EXERCISE:
Please give the listing again, word for word, with nothing left out.

Stored data entries:

● ● ● ● ●

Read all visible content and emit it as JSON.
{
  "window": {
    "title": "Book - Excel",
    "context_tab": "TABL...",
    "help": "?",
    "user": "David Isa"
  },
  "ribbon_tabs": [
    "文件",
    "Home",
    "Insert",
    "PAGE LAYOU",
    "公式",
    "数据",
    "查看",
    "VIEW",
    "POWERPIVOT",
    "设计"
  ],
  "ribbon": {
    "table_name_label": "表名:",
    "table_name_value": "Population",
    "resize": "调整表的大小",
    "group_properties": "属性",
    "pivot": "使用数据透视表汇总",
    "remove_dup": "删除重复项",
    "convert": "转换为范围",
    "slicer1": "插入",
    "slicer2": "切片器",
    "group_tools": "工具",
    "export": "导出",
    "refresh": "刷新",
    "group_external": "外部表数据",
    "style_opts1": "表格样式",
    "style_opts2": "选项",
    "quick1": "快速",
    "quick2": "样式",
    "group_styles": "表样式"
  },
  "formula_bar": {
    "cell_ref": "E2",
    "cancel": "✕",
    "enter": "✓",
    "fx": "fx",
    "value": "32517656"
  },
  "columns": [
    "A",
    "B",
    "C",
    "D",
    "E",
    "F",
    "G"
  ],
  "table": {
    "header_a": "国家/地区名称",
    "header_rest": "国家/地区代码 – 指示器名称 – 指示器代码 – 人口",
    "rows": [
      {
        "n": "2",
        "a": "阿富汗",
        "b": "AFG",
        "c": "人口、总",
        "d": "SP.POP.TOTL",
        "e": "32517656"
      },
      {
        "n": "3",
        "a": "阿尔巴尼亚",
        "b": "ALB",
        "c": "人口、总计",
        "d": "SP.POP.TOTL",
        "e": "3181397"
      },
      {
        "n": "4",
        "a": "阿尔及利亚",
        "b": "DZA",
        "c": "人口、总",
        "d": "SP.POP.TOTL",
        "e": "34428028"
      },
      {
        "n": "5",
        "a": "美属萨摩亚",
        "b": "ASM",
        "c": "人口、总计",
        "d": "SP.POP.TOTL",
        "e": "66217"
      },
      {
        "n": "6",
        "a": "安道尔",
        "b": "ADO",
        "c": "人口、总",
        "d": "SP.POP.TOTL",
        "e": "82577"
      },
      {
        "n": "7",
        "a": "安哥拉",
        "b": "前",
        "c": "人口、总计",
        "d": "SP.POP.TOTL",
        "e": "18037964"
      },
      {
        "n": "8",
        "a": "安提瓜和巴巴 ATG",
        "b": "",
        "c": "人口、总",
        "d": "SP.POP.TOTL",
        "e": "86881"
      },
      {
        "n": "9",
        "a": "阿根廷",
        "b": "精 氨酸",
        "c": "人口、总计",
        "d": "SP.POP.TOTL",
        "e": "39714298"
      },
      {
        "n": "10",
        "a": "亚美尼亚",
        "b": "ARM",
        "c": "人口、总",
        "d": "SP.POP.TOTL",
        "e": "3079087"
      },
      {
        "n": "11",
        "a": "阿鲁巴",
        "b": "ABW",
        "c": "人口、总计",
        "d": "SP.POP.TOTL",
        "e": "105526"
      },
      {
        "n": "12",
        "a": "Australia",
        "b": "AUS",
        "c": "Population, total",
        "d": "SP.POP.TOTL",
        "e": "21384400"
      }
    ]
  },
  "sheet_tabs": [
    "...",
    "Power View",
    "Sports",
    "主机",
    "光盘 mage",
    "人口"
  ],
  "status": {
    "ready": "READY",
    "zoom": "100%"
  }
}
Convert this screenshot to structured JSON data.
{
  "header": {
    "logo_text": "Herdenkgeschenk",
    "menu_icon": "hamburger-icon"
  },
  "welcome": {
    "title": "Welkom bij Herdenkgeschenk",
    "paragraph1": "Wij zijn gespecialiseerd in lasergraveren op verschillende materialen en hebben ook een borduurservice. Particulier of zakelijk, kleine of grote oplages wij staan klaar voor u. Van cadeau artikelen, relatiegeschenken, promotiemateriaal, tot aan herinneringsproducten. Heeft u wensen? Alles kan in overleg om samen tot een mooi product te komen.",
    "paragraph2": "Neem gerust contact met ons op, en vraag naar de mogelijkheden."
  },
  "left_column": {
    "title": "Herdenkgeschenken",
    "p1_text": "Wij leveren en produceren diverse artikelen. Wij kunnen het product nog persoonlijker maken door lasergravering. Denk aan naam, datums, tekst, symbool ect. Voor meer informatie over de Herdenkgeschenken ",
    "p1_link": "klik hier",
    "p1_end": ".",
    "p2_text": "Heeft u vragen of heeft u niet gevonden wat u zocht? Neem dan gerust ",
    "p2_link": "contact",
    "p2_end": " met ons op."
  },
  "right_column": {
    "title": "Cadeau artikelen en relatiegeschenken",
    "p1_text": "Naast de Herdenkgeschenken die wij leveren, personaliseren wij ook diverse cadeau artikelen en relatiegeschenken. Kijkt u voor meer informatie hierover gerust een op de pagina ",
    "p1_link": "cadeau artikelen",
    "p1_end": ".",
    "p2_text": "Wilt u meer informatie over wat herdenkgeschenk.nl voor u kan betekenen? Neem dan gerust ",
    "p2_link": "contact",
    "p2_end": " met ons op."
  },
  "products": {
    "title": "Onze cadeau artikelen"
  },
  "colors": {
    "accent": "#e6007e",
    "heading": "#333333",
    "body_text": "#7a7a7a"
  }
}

● ● ● ● ●

TASK RESULT:
Read all visible content and emit it as JSON.
{
  "window": {
    "title": "Book - Excel",
    "context_tab": "TABL...",
    "help": "?",
    "user": "David Isa"
  },
  "ribbon_tabs": [
    "文件",
    "Home",
    "Insert",
    "PAGE LAYOU",
    "公式",
    "数据",
    "查看",
    "VIEW",
    "POWERPIVOT",
    "设计"
  ],
  "ribbon": {
    "table_name_label": "表名:",
    "table_name_value": "Population",
    "resize": "调整表的大小",
    "group_properties": "属性",
    "pivot": "使用数据透视表汇总",
    "remove_dup": "删除重复项",
    "convert": "转换为范围",
    "slicer1": "插入",
    "slicer2": "切片器",
    "group_tools": "工具",
    "export": "导出",
    "refresh": "刷新",
    "group_external": "外部表数据",
    "style_opts1": "表格样式",
    "style_opts2": "选项",
    "quick1": "快速",
    "quick2": "样式",
    "group_styles": "表样式"
  },
  "formula_bar": {
    "cell_ref": "E2",
    "cancel": "✕",
    "enter": "✓",
    "fx": "fx",
    "value": "32517656"
  },
  "columns": [
    "A",
    "B",
    "C",
    "D",
    "E",
    "F",
    "G"
  ],
  "table": {
    "header_a": "国家/地区名称",
    "header_rest": "国家/地区代码 – 指示器名称 – 指示器代码 – 人口",
    "rows": [
      {
        "n": "2",
        "a": "阿富汗",
        "b": "AFG",
        "c": "人口、总",
        "d": "SP.POP.TOTL",
        "e": "32517656"
      },
      {
        "n": "3",
        "a": "阿尔巴尼亚",
        "b": "ALB",
        "c": "人口、总计",
        "d": "SP.POP.TOTL",
        "e": "3181397"
      },
      {
        "n": "4",
        "a": "阿尔及利亚",
        "b": "DZA",
        "c": "人口、总",
        "d": "SP.POP.TOTL",
        "e": "34428028"
      },
      {
        "n": "5",
        "a": "美属萨摩亚",
        "b": "ASM",
        "c": "人口、总计",
        "d": "SP.POP.TOTL",
        "e": "66217"
      },
      {
        "n": "6",
        "a": "安道尔",
        "b": "ADO",
        "c": "人口、总",
        "d": "SP.POP.TOTL",
        "e": "82577"
      },
      {
        "n": "7",
        "a": "安哥拉",
        "b": "前",
        "c": "人口、总计",
        "d": "SP.POP.TOTL",
        "e": "18037964"
      },
      {
        "n": "8",
        "a": "安提瓜和巴巴 ATG",
        "b": "",
        "c": "人口、总",
        "d": "SP.POP.TOTL",
        "e": "86881"
      },
      {
        "n": "9",
        "a": "阿根廷",
        "b": "精 氨酸",
        "c": "人口、总计",
        "d": "SP.POP.TOTL",
        "e": "39714298"
      },
      {
        "n": "10",
        "a": "亚美尼亚",
        "b": "ARM",
        "c": "人口、总",
        "d": "SP.POP.TOTL",
        "e": "3079087"
      },
      {
        "n": "11",
        "a": "阿鲁巴",
        "b": "ABW",
        "c": "人口、总计",
        "d": "SP.POP.TOTL",
        "e": "105526"
      },
      {
        "n": "12",
        "a": "Australia",
        "b": "AUS",
        "c": "Population, total",
        "d": "SP.POP.TOTL",
        "e": "21384400"
      }
    ]
  },
  "sheet_tabs": [
    "...",
    "Power View",
    "Sports",
    "主机",
    "光盘 mage",
    "人口"
  ],
  "status": {
    "ready": "READY",
    "zoom": "100%"
  }
}
Convert this screenshot to structured JSON data.
{
  "header": {
    "logo_text": "Herdenkgeschenk",
    "menu_icon": "hamburger-icon"
  },
  "welcome": {
    "title": "Welkom bij Herdenkgeschenk",
    "paragraph1": "Wij zijn gespecialiseerd in lasergraveren op verschillende materialen en hebben ook een borduurservice. Particulier of zakelijk, kleine of grote oplages wij staan klaar voor u. Van cadeau artikelen, relatiegeschenken, promotiemateriaal, tot aan herinneringsproducten. Heeft u wensen? Alles kan in overleg om samen tot een mooi product te komen.",
    "paragraph2": "Neem gerust contact met ons op, en vraag naar de mogelijkheden."
  },
  "left_column": {
    "title": "Herdenkgeschenken",
    "p1_text": "Wij leveren en produceren diverse artikelen. Wij kunnen het product nog persoonlijker maken door lasergravering. Denk aan naam, datums, tekst, symbool ect. Voor meer informatie over de Herdenkgeschenken ",
    "p1_link": "klik hier",
    "p1_end": ".",
    "p2_text": "Heeft u vragen of heeft u niet gevonden wat u zocht? Neem dan gerust ",
    "p2_link": "contact",
    "p2_end": " met ons op."
  },
  "right_column": {
    "title": "Cadeau artikelen en relatiegeschenken",
    "p1_text": "Naast de Herdenkgeschenken die wij leveren, personaliseren wij ook diverse cadeau artikelen en relatiegeschenken. Kijkt u voor meer informatie hierover gerust een op de pagina ",
    "p1_link": "cadeau artikelen",
    "p1_end": ".",
    "p2_text": "Wilt u meer informatie over wat herdenkgeschenk.nl voor u kan betekenen? Neem dan gerust ",
    "p2_link": "contact",
    "p2_end": " met ons op."
  },
  "products": {
    "title": "Onze cadeau artikelen"
  },
  "colors": {
    "accent": "#e6007e",
    "heading": "#333333",
    "body_text": "#7a7a7a"
  }
}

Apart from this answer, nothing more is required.